- **Challenge**: Write down each entry again, exactly as it reads.
+---+
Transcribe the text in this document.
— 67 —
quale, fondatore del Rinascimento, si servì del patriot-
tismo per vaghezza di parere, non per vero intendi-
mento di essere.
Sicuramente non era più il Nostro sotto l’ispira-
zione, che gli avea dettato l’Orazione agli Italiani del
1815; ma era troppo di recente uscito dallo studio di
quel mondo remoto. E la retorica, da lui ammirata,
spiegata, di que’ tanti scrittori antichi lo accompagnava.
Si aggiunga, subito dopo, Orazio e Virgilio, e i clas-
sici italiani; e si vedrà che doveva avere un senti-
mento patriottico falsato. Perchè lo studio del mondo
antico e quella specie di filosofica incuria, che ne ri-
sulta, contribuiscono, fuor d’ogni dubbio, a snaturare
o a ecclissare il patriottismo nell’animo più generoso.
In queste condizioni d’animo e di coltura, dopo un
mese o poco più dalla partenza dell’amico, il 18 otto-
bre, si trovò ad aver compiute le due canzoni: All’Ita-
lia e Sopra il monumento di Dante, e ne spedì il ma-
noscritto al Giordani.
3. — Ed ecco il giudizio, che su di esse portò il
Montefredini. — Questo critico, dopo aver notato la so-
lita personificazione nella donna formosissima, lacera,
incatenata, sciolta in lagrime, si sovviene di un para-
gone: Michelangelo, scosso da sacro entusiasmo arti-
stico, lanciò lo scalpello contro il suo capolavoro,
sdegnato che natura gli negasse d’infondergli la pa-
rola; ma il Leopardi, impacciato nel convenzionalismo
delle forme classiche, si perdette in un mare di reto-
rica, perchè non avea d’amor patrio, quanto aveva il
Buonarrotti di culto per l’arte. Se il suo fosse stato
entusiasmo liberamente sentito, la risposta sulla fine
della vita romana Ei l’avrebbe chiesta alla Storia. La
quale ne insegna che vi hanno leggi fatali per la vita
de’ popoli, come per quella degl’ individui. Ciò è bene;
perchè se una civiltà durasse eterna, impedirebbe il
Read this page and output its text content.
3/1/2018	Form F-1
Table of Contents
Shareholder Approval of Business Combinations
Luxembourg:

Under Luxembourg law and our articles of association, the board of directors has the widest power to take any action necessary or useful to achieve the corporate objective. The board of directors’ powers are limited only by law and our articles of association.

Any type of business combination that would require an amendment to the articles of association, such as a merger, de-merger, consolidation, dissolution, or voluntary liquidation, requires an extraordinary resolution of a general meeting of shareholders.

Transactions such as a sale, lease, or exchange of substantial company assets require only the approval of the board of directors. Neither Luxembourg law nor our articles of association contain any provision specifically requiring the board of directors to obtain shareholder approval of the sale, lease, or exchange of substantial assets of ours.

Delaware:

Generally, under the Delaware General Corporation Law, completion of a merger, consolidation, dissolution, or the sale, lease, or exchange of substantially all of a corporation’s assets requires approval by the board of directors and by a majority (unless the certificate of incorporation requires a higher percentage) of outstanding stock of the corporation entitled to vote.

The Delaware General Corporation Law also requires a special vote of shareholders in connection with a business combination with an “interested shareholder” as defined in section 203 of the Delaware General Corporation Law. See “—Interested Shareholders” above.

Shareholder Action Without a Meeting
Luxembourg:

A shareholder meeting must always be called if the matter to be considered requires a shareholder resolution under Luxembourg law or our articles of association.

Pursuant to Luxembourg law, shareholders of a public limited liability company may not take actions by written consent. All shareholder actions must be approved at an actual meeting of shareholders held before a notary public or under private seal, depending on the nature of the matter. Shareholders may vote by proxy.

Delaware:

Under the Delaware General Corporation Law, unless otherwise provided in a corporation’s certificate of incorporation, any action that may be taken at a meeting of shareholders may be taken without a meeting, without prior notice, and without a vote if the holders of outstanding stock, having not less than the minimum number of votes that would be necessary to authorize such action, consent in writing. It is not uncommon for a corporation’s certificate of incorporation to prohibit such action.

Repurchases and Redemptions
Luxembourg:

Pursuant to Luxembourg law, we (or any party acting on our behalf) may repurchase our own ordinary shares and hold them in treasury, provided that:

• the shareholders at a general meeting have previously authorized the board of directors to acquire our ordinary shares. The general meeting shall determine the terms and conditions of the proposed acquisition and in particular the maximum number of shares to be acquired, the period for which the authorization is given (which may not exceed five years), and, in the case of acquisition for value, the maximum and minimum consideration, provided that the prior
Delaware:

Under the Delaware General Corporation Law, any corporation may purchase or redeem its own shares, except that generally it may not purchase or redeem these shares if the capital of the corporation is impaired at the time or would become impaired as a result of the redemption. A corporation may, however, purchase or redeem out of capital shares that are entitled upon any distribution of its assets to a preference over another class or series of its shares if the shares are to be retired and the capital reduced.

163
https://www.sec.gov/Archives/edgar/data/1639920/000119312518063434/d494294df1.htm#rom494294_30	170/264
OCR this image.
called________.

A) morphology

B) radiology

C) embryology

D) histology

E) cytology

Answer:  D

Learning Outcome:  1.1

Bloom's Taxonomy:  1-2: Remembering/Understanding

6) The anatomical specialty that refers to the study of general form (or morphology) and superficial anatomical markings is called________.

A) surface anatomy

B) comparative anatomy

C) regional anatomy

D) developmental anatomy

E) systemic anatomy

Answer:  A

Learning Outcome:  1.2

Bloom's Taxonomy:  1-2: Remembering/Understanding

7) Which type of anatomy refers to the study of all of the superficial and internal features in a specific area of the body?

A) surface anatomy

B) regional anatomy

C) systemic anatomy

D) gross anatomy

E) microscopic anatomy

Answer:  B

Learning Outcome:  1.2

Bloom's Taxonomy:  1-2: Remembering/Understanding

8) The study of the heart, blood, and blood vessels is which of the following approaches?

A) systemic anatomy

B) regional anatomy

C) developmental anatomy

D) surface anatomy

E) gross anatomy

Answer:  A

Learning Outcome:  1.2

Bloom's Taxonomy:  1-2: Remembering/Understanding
+---+
- **Exercise answer**:
Transcribe the text in this document.
— 67 —
quale, fondatore del Rinascimento, si servì del patriot-
tismo per vaghezza di parere, non per vero intendi-
mento di essere.
Sicuramente non era più il Nostro sotto l’ispira-
zione, che gli avea dettato l’Orazione agli Italiani del
1815; ma era troppo di recente uscito dallo studio di
quel mondo remoto. E la retorica, da lui ammirata,
spiegata, di que’ tanti scrittori antichi lo accompagnava.
Si aggiunga, subito dopo, Orazio e Virgilio, e i clas-
sici italiani; e si vedrà che doveva avere un senti-
mento patriottico falsato. Perchè lo studio del mondo
antico e quella specie di filosofica incuria, che ne ri-
sulta, contribuiscono, fuor d’ogni dubbio, a snaturare
o a ecclissare il patriottismo nell’animo più generoso.
In queste condizioni d’animo e di coltura, dopo un
mese o poco più dalla partenza dell’amico, il 18 otto-
bre, si trovò ad aver compiute le due canzoni: All’Ita-
lia e Sopra il monumento di Dante, e ne spedì il ma-
noscritto al Giordani.
3. — Ed ecco il giudizio, che su di esse portò il
Montefredini. — Questo critico, dopo aver notato la so-
lita personificazione nella donna formosissima, lacera,
incatenata, sciolta in lagrime, si sovviene di un para-
gone: Michelangelo, scosso da sacro entusiasmo arti-
stico, lanciò lo scalpello contro il suo capolavoro,
sdegnato che natura gli negasse d’infondergli la pa-
rola; ma il Leopardi, impacciato nel convenzionalismo
delle forme classiche, si perdette in un mare di reto-
rica, perchè non avea d’amor patrio, quanto aveva il
Buonarrotti di culto per l’arte. Se il suo fosse stato
entusiasmo liberamente sentito, la risposta sulla fine
della vita romana Ei l’avrebbe chiesta alla Storia. La
quale ne insegna che vi hanno leggi fatali per la vita
de’ popoli, come per quella degl’ individui. Ciò è bene;
perchè se una civiltà durasse eterna, impedirebbe il
Read this page and output its text content.
3/1/2018	Form F-1
Table of Contents
Shareholder Approval of Business Combinations
Luxembourg:

Under Luxembourg law and our articles of association, the board of directors has the widest power to take any action necessary or useful to achieve the corporate objective. The board of directors’ powers are limited only by law and our articles of association.

Any type of business combination that would require an amendment to the articles of association, such as a merger, de-merger, consolidation, dissolution, or voluntary liquidation, requires an extraordinary resolution of a general meeting of shareholders.

Transactions such as a sale, lease, or exchange of substantial company assets require only the approval of the board of directors. Neither Luxembourg law nor our articles of association contain any provision specifically requiring the board of directors to obtain shareholder approval of the sale, lease, or exchange of substantial assets of ours.

Delaware:

Generally, under the Delaware General Corporation Law, completion of a merger, consolidation, dissolution, or the sale, lease, or exchange of substantially all of a corporation’s assets requires approval by the board of directors and by a majority (unless the certificate of incorporation requires a higher percentage) of outstanding stock of the corporation entitled to vote.

The Delaware General Corporation Law also requires a special vote of shareholders in connection with a business combination with an “interested shareholder” as defined in section 203 of the Delaware General Corporation Law. See “—Interested Shareholders” above.

Shareholder Action Without a Meeting
Luxembourg:

A shareholder meeting must always be called if the matter to be considered requires a shareholder resolution under Luxembourg law or our articles of association.

Pursuant to Luxembourg law, shareholders of a public limited liability company may not take actions by written consent. All shareholder actions must be approved at an actual meeting of shareholders held before a notary public or under private seal, depending on the nature of the matter. Shareholders may vote by proxy.

Delaware:

Under the Delaware General Corporation Law, unless otherwise provided in a corporation’s certificate of incorporation, any action that may be taken at a meeting of shareholders may be taken without a meeting, without prior notice, and without a vote if the holders of outstanding stock, having not less than the minimum number of votes that would be necessary to authorize such action, consent in writing. It is not uncommon for a corporation’s certificate of incorporation to prohibit such action.

Repurchases and Redemptions
Luxembourg:

Pursuant to Luxembourg law, we (or any party acting on our behalf) may repurchase our own ordinary shares and hold them in treasury, provided that:

• the shareholders at a general meeting have previously authorized the board of directors to acquire our ordinary shares. The general meeting shall determine the terms and conditions of the proposed acquisition and in particular the maximum number of shares to be acquired, the period for which the authorization is given (which may not exceed five years), and, in the case of acquisition for value, the maximum and minimum consideration, provided that the prior
Delaware:

Under the Delaware General Corporation Law, any corporation may purchase or redeem its own shares, except that generally it may not purchase or redeem these shares if the capital of the corporation is impaired at the time or would become impaired as a result of the redemption. A corporation may, however, purchase or redeem out of capital shares that are entitled upon any distribution of its assets to a preference over another class or series of its shares if the shares are to be retired and the capital reduced.

163
https://www.sec.gov/Archives/edgar/data/1639920/000119312518063434/d494294df1.htm#rom494294_30	170/264
OCR this image.
called________.

A) morphology

B) radiology

C) embryology

D) histology

E) cytology

Answer:  D

Learning Outcome:  1.1

Bloom's Taxonomy:  1-2: Remembering/Understanding

6) The anatomical specialty that refers to the study of general form (or morphology) and superficial anatomical markings is called________.

A) surface anatomy

B) comparative anatomy

C) regional anatomy

D) developmental anatomy

E) systemic anatomy

Answer:  A

Learning Outcome:  1.2

Bloom's Taxonomy:  1-2: Remembering/Understanding

7) Which type of anatomy refers to the study of all of the superficial and internal features in a specific area of the body?

A) surface anatomy

B) regional anatomy

C) systemic anatomy

D) gross anatomy

E) microscopic anatomy

Answer:  B

Learning Outcome:  1.2

Bloom's Taxonomy:  1-2: Remembering/Understanding

8) The study of the heart, blood, and blood vessels is which of the following approaches?

A) systemic anatomy

B) regional anatomy

C) developmental anatomy

D) surface anatomy

E) gross anatomy

Answer:  A

Learning Outcome:  1.2

Bloom's Taxonomy:  1-2: Remembering/Understanding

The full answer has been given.